* **Provided records**:
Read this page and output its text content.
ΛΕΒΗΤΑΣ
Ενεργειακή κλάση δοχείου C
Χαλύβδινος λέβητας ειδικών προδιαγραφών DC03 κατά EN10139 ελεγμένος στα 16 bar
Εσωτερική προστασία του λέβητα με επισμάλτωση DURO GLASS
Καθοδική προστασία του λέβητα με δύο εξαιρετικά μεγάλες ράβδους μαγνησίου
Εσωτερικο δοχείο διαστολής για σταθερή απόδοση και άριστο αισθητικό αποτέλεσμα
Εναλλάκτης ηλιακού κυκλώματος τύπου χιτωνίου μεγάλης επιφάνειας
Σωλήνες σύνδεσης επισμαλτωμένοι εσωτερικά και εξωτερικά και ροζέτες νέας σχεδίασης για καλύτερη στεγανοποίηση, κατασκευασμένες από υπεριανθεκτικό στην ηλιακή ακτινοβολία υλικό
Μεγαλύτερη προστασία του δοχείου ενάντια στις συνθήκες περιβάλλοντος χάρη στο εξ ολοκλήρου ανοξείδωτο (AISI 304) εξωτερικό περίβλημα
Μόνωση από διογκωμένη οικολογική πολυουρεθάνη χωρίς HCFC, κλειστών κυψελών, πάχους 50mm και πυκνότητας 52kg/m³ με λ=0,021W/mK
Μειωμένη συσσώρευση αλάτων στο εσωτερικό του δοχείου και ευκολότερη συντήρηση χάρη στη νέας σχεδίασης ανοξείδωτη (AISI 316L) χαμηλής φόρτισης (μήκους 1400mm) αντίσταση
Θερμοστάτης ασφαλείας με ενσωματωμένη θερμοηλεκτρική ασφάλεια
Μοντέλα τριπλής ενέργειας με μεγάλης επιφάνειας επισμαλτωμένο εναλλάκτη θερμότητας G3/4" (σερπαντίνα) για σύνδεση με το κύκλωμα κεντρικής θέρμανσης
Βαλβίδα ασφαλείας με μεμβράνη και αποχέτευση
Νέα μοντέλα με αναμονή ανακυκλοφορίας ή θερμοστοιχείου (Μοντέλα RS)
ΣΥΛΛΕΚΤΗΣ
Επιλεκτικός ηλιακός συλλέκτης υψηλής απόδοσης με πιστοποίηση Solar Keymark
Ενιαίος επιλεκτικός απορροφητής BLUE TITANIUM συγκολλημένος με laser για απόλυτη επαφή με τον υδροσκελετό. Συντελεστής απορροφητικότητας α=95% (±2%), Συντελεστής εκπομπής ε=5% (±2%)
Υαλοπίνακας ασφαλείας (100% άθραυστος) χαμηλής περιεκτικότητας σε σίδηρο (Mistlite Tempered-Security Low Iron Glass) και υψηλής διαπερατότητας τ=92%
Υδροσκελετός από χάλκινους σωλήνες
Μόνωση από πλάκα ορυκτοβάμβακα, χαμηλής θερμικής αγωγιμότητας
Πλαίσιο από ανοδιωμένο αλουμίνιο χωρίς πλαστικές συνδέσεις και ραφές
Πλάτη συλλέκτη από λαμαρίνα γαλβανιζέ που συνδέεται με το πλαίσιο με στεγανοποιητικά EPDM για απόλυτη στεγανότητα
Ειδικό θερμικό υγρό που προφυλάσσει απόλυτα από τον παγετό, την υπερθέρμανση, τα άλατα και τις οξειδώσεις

* **Required work**:
Tell how many lines contain the word "ασφαλείας", using only the number.

* **Response**:
3